WHAT IS BEING ASKED:
Word for word, repeat the entries, minus the pictures.

++++ RECORDS SUPPLIED

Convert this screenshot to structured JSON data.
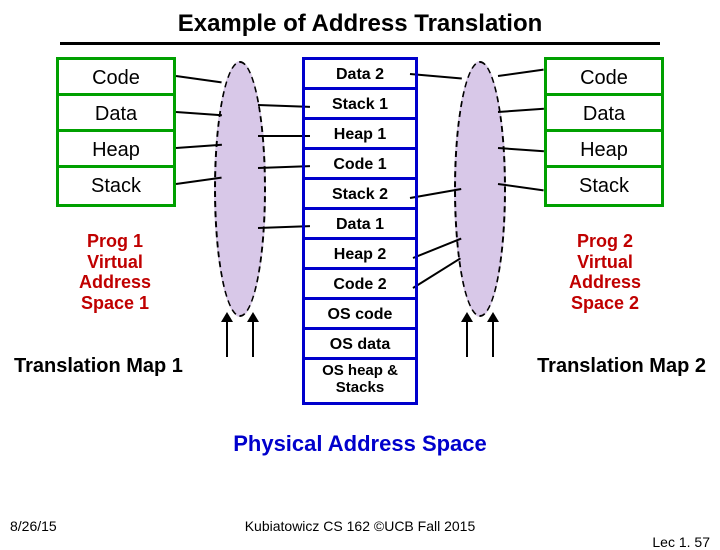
{
  "title": "Example of Address Translation",
  "vas_left": {
    "cells": [
      "Code",
      "Data",
      "Heap",
      "Stack"
    ],
    "label_lines": [
      "Prog 1",
      "Virtual",
      "Address",
      "Space 1"
    ]
  },
  "vas_right": {
    "cells": [
      "Code",
      "Data",
      "Heap",
      "Stack"
    ],
    "label_lines": [
      "Prog 2",
      "Virtual",
      "Address",
      "Space 2"
    ]
  },
  "phys": {
    "cells": [
      "Data 2",
      "Stack 1",
      "Heap 1",
      "Code 1",
      "Stack 2",
      "Data 1",
      "Heap 2",
      "Code 2",
      "OS code",
      "OS data"
    ],
    "last": "OS heap &\nStacks",
    "label": "Physical Address Space"
  },
  "tmap_left": "Translation Map 1",
  "tmap_right": "Translation Map 2",
  "footer": {
    "date": "8/26/15",
    "center": "Kubiatowicz CS 162 ©UCB Fall 2015",
    "lec": "Lec 1. 57"
  }
}
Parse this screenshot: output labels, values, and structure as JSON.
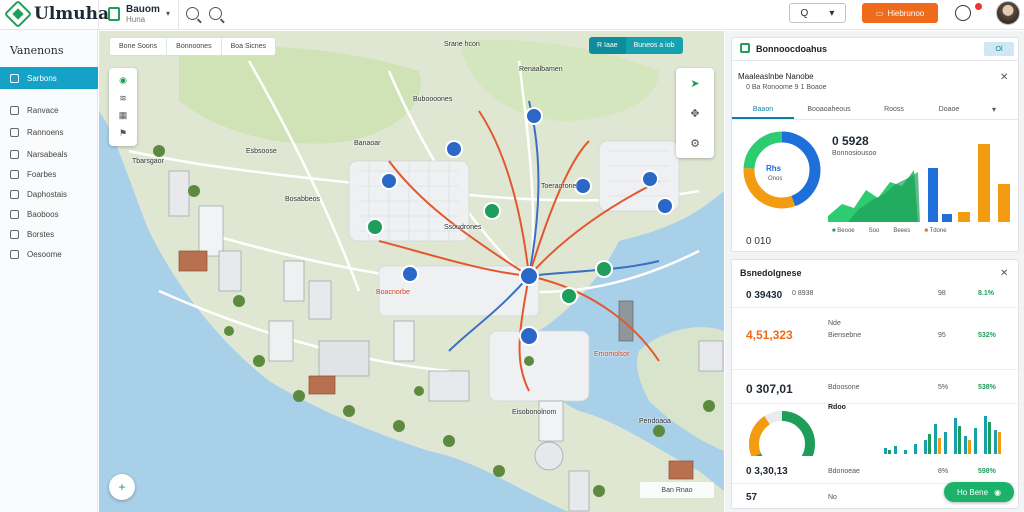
{
  "app": {
    "title": "Ulmuha"
  },
  "workspace": {
    "name": "Bauom",
    "sub": "Huna"
  },
  "toolbar": {
    "search_label": "Q",
    "cta_label": "Hiebrunoo"
  },
  "sidebar": {
    "title": "Vanenons",
    "items": [
      {
        "label": "Sarbons"
      },
      {
        "label": "Ranvace"
      },
      {
        "label": "Rannoens"
      },
      {
        "label": "Narsabeals"
      },
      {
        "label": "Foarbes"
      },
      {
        "label": "Daphostais"
      },
      {
        "label": "Baoboos"
      },
      {
        "label": "Borstes"
      },
      {
        "label": "Oesoome"
      }
    ]
  },
  "map": {
    "tabs": [
      "Bone Soons",
      "Bonnoones",
      "Boa Sicnes"
    ],
    "toggle": [
      "R Iaae",
      "Buneos a iob"
    ],
    "scale": "Ban Rnao",
    "labels": [
      {
        "text": "Srane hcon",
        "red": false
      },
      {
        "text": "Renaalbamen",
        "red": false
      },
      {
        "text": "Buboooones",
        "red": false
      },
      {
        "text": "Esbsoose",
        "red": false
      },
      {
        "text": "Banaoar",
        "red": false
      },
      {
        "text": "Bosabbeos",
        "red": false
      },
      {
        "text": "Toeraorone",
        "red": false
      },
      {
        "text": "Ssoudrones",
        "red": false
      },
      {
        "text": "Tbarsgaor",
        "red": false
      },
      {
        "text": "Boacnorbe",
        "red": true
      },
      {
        "text": "Emomolsor",
        "red": true
      },
      {
        "text": "Eisobonolnom",
        "red": false
      },
      {
        "text": "Pendoaoa",
        "red": false
      }
    ]
  },
  "panel1": {
    "title": "Bonnoocdoahus",
    "badge": "Ol",
    "sub_title": "Maaleaslnbe Nanobe",
    "sub_meta": "0 Ba Ronoome 9 1 Boaoe",
    "tabs": [
      "Baaon",
      "Booaoaheous",
      "Rooss",
      "Doaoe"
    ],
    "donut_label": "Rhs",
    "donut_value": "Onos",
    "stat_value": "0 5928",
    "stat_label": "Bonnosiousoo",
    "legend": [
      {
        "label": "Beooe"
      },
      {
        "label": "Soo"
      },
      {
        "label": "Beees"
      },
      {
        "label": "Tdone"
      }
    ],
    "footer": "0 010",
    "colors": [
      "#1e6fd9",
      "#f39c12",
      "#2ecc71",
      "#1e9e5a"
    ]
  },
  "panel2": {
    "title": "Bsnedolgnese",
    "rows": [
      {
        "a": "0 39430",
        "b": "0 8938",
        "c": "98",
        "d": "8.1%"
      },
      {
        "a": "4,51,323",
        "b": "Nde",
        "c": "95",
        "d": "532%"
      },
      {
        "a": "0 307,01",
        "b": "Bdoosone",
        "c": "5%",
        "d": "538%"
      },
      {
        "a": "0 3,30,13",
        "b": "Bdonoeae",
        "c": "8%",
        "d": "598%"
      }
    ],
    "row_sub": "Biensebne",
    "gauge_value": "Rdoo",
    "footer_a": "57",
    "footer_b": "No",
    "fab_label": "Ho Bene"
  }
}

++++++++

RESULT OF THE EXERCISE:
Convert this screenshot to structured JSON data.
{
  "title": "Example of Address Translation",
  "vas_left": {
    "cells": [
      "Code",
      "Data",
      "Heap",
      "Stack"
    ],
    "label_lines": [
      "Prog 1",
      "Virtual",
      "Address",
      "Space 1"
    ]
  },
  "vas_right": {
    "cells": [
      "Code",
      "Data",
      "Heap",
      "Stack"
    ],
    "label_lines": [
      "Prog 2",
      "Virtual",
      "Address",
      "Space 2"
    ]
  },
  "phys": {
    "cells": [
      "Data 2",
      "Stack 1",
      "Heap 1",
      "Code 1",
      "Stack 2",
      "Data 1",
      "Heap 2",
      "Code 2",
      "OS code",
      "OS data"
    ],
    "last": "OS heap &\nStacks",
    "label": "Physical Address Space"
  },
  "tmap_left": "Translation Map 1",
  "tmap_right": "Translation Map 2",
  "footer": {
    "date": "8/26/15",
    "center": "Kubiatowicz CS 162 ©UCB Fall 2015",
    "lec": "Lec 1. 57"
  }
}
Parse this screenshot: output labels, values, and structure as JSON.
{
  "app": {
    "title": "Ulmuha"
  },
  "workspace": {
    "name": "Bauom",
    "sub": "Huna"
  },
  "toolbar": {
    "search_label": "Q",
    "cta_label": "Hiebrunoo"
  },
  "sidebar": {
    "title": "Vanenons",
    "items": [
      {
        "label": "Sarbons"
      },
      {
        "label": "Ranvace"
      },
      {
        "label": "Rannoens"
      },
      {
        "label": "Narsabeals"
      },
      {
        "label": "Foarbes"
      },
      {
        "label": "Daphostais"
      },
      {
        "label": "Baoboos"
      },
      {
        "label": "Borstes"
      },
      {
        "label": "Oesoome"
      }
    ]
  },
  "map": {
    "tabs": [
      "Bone Soons",
      "Bonnoones",
      "Boa Sicnes"
    ],
    "toggle": [
      "R Iaae",
      "Buneos a iob"
    ],
    "scale": "Ban Rnao",
    "labels": [
      {
        "text": "Srane hcon",
        "red": false
      },
      {
        "text": "Renaalbamen",
        "red": false
      },
      {
        "text": "Buboooones",
        "red": false
      },
      {
        "text": "Esbsoose",
        "red": false
      },
      {
        "text": "Banaoar",
        "red": false
      },
      {
        "text": "Bosabbeos",
        "red": false
      },
      {
        "text": "Toeraorone",
        "red": false
      },
      {
        "text": "Ssoudrones",
        "red": false
      },
      {
        "text": "Tbarsgaor",
        "red": false
      },
      {
        "text": "Boacnorbe",
        "red": true
      },
      {
        "text": "Emomolsor",
        "red": true
      },
      {
        "text": "Eisobonolnom",
        "red": false
      },
      {
        "text": "Pendoaoa",
        "red": false
      }
    ]
  },
  "panel1": {
    "title": "Bonnoocdoahus",
    "badge": "Ol",
    "sub_title": "Maaleaslnbe Nanobe",
    "sub_meta": "0 Ba Ronoome 9 1 Boaoe",
    "tabs": [
      "Baaon",
      "Booaoaheous",
      "Rooss",
      "Doaoe"
    ],
    "donut_label": "Rhs",
    "donut_value": "Onos",
    "stat_value": "0 5928",
    "stat_label": "Bonnosiousoo",
    "legend": [
      {
        "label": "Beooe"
      },
      {
        "label": "Soo"
      },
      {
        "label": "Beees"
      },
      {
        "label": "Tdone"
      }
    ],
    "footer": "0 010",
    "colors": [
      "#1e6fd9",
      "#f39c12",
      "#2ecc71",
      "#1e9e5a"
    ]
  },
  "panel2": {
    "title": "Bsnedolgnese",
    "rows": [
      {
        "a": "0 39430",
        "b": "0 8938",
        "c": "98",
        "d": "8.1%"
      },
      {
        "a": "4,51,323",
        "b": "Nde",
        "c": "95",
        "d": "532%"
      },
      {
        "a": "0 307,01",
        "b": "Bdoosone",
        "c": "5%",
        "d": "538%"
      },
      {
        "a": "0 3,30,13",
        "b": "Bdonoeae",
        "c": "8%",
        "d": "598%"
      }
    ],
    "row_sub": "Biensebne",
    "gauge_value": "Rdoo",
    "footer_a": "57",
    "footer_b": "No",
    "fab_label": "Ho Bene"
  }
}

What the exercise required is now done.